Exercise description:
Output only the count of lines that contain "ohne".

Records supplied:
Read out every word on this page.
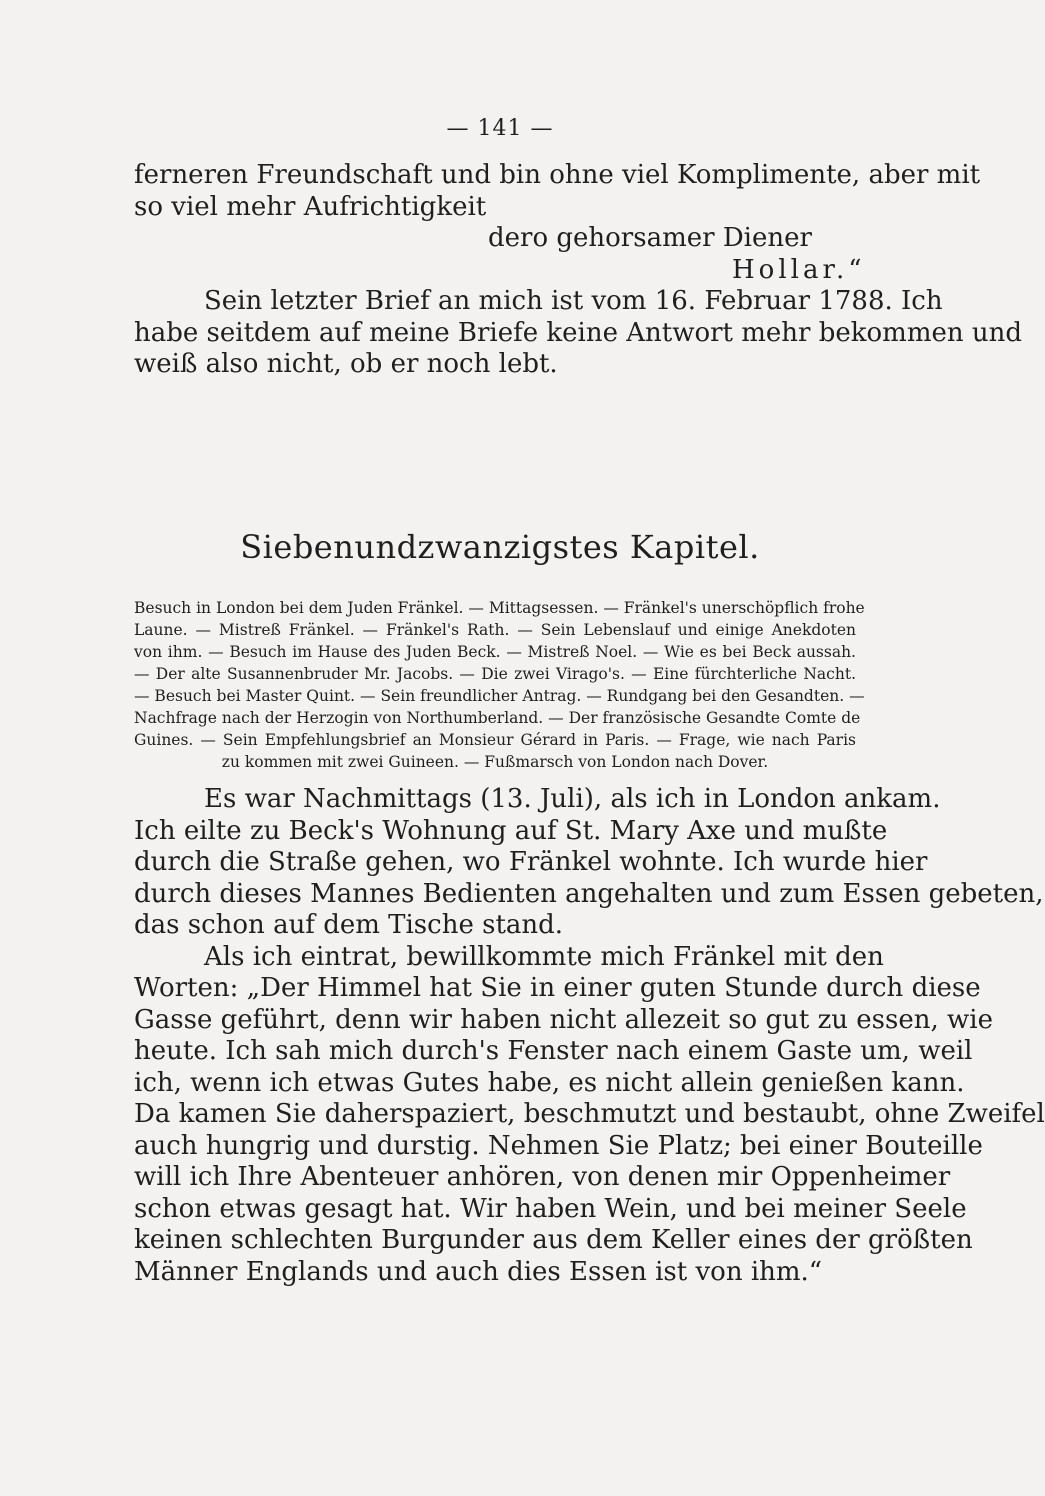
— 141 —
ferneren Freundschaft und bin ohne viel Komplimente, aber mit
so viel mehr Aufrichtigkeit
dero gehorsamer Diener
Hollar.“
Sein letzter Brief an mich ist vom 16. Februar 1788. Ich
habe seitdem auf meine Briefe keine Antwort mehr bekommen und
weiß also nicht, ob er noch lebt.
Siebenundzwanzigstes Kapitel.
Besuch in London bei dem Juden Fränkel. — Mittagsessen. — Fränkel's unerschöpflich frohe
Laune. — Mistreß Fränkel. — Fränkel's Rath. — Sein Lebenslauf und einige Anekdoten
von ihm. — Besuch im Hause des Juden Beck. — Mistreß Noel. — Wie es bei Beck aussah.
— Der alte Susannenbruder Mr. Jacobs. — Die zwei Virago's. — Eine fürchterliche Nacht.
— Besuch bei Master Quint. — Sein freundlicher Antrag. — Rundgang bei den Gesandten. —
Nachfrage nach der Herzogin von Northumberland. — Der französische Gesandte Comte de
Guines. — Sein Empfehlungsbrief an Monsieur Gérard in Paris. — Frage, wie nach Paris
zu kommen mit zwei Guineen. — Fußmarsch von London nach Dover.
Es war Nachmittags (13. Juli), als ich in London ankam.
Ich eilte zu Beck's Wohnung auf St. Mary Axe und mußte
durch die Straße gehen, wo Fränkel wohnte. Ich wurde hier
durch dieses Mannes Bedienten angehalten und zum Essen gebeten,
das schon auf dem Tische stand.
Als ich eintrat, bewillkommte mich Fränkel mit den
Worten: „Der Himmel hat Sie in einer guten Stunde durch diese
Gasse geführt, denn wir haben nicht allezeit so gut zu essen, wie
heute. Ich sah mich durch's Fenster nach einem Gaste um, weil
ich, wenn ich etwas Gutes habe, es nicht allein genießen kann.
Da kamen Sie daherspaziert, beschmutzt und bestaubt, ohne Zweifel
auch hungrig und durstig. Nehmen Sie Platz; bei einer Bouteille
will ich Ihre Abenteuer anhören, von denen mir Oppenheimer
schon etwas gesagt hat. Wir haben Wein, und bei meiner Seele
keinen schlechten Burgunder aus dem Keller eines der größten
Männer Englands und auch dies Essen ist von ihm.“
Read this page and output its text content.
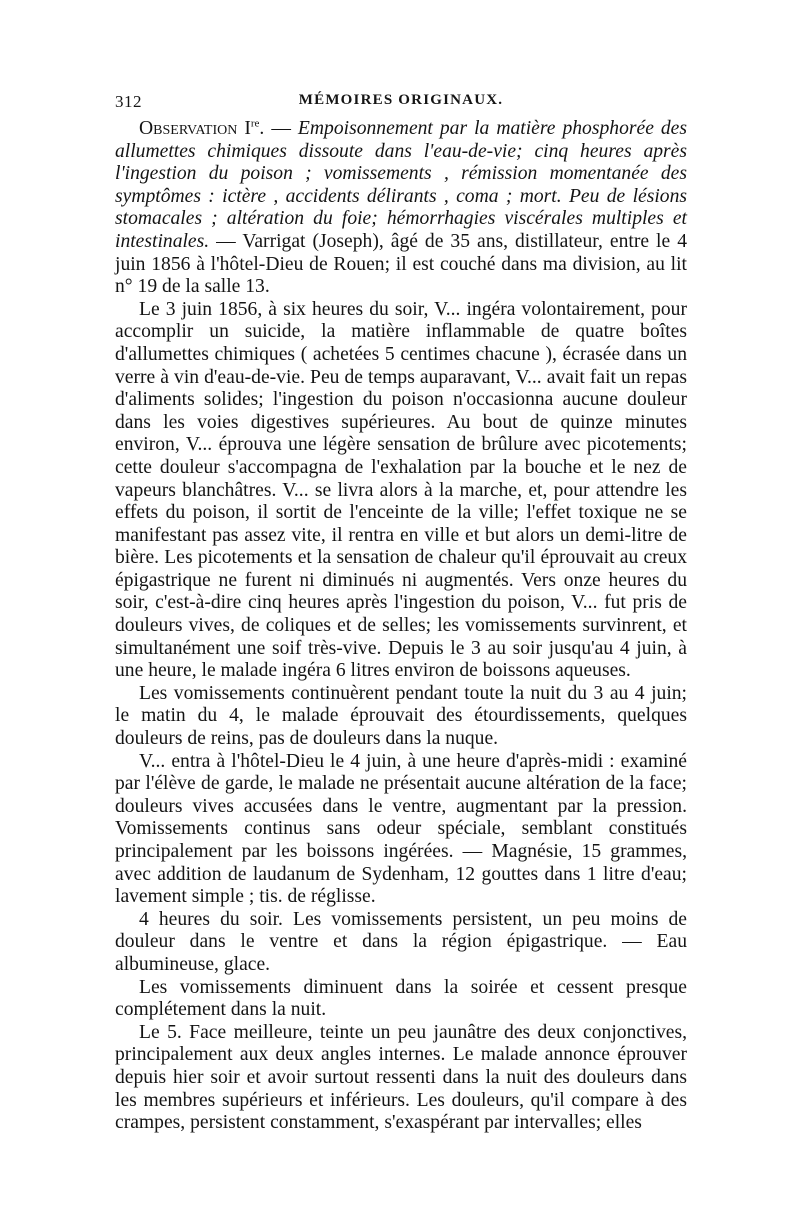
312	MÉMOIRES ORIGINAUX.

Observation Ire. — Empoisonnement par la matière phosphorée des allumettes chimiques dissoute dans l'eau-de-vie; cinq heures après l'ingestion du poison ; vomissements , rémission momentanée des symptômes : ictère , accidents délirants , coma ; mort. Peu de lésions stomacales ; altération du foie; hémorrhagies viscérales multiples et intestinales. — Varrigat (Joseph), âgé de 35 ans, distillateur, entre le 4 juin 1856 à l'hôtel-Dieu de Rouen; il est couché dans ma division, au lit n° 19 de la salle 13.

Le 3 juin 1856, à six heures du soir, V... ingéra volontairement, pour accomplir un suicide, la matière inflammable de quatre boîtes d'allumettes chimiques ( achetées 5 centimes chacune ), écrasée dans un verre à vin d'eau-de-vie. Peu de temps auparavant, V... avait fait un repas d'aliments solides; l'ingestion du poison n'occasionna aucune douleur dans les voies digestives supérieures. Au bout de quinze minutes environ, V... éprouva une légère sensation de brûlure avec picotements; cette douleur s'accompagna de l'exhalation par la bouche et le nez de vapeurs blanchâtres. V... se livra alors à la marche, et, pour attendre les effets du poison, il sortit de l'enceinte de la ville; l'effet toxique ne se manifestant pas assez vite, il rentra en ville et but alors un demi-litre de bière. Les picotements et la sensation de chaleur qu'il éprouvait au creux épigastrique ne furent ni diminués ni augmentés. Vers onze heures du soir, c'est-à-dire cinq heures après l'ingestion du poison, V... fut pris de douleurs vives, de coliques et de selles; les vomissements survinrent, et simultanément une soif très-vive. Depuis le 3 au soir jusqu'au 4 juin, à une heure, le malade ingéra 6 litres environ de boissons aqueuses.

Les vomissements continuèrent pendant toute la nuit du 3 au 4 juin; le matin du 4, le malade éprouvait des étourdissements, quelques douleurs de reins, pas de douleurs dans la nuque.

V... entra à l'hôtel-Dieu le 4 juin, à une heure d'après-midi : examiné par l'élève de garde, le malade ne présentait aucune altération de la face; douleurs vives accusées dans le ventre, augmentant par la pression. Vomissements continus sans odeur spéciale, semblant constitués principalement par les boissons ingérées. — Magnésie, 15 grammes, avec addition de laudanum de Sydenham, 12 gouttes dans 1 litre d'eau; lavement simple ; tis. de réglisse.

4 heures du soir. Les vomissements persistent, un peu moins de douleur dans le ventre et dans la région épigastrique. — Eau albumineuse, glace.

Les vomissements diminuent dans la soirée et cessent presque complétement dans la nuit.

Le 5. Face meilleure, teinte un peu jaunâtre des deux conjonctives, principalement aux deux angles internes. Le malade annonce éprouver depuis hier soir et avoir surtout ressenti dans la nuit des douleurs dans les membres supérieurs et inférieurs. Les douleurs, qu'il compare à des crampes, persistent constamment, s'exaspérant par intervalles; elles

Problem solution:
2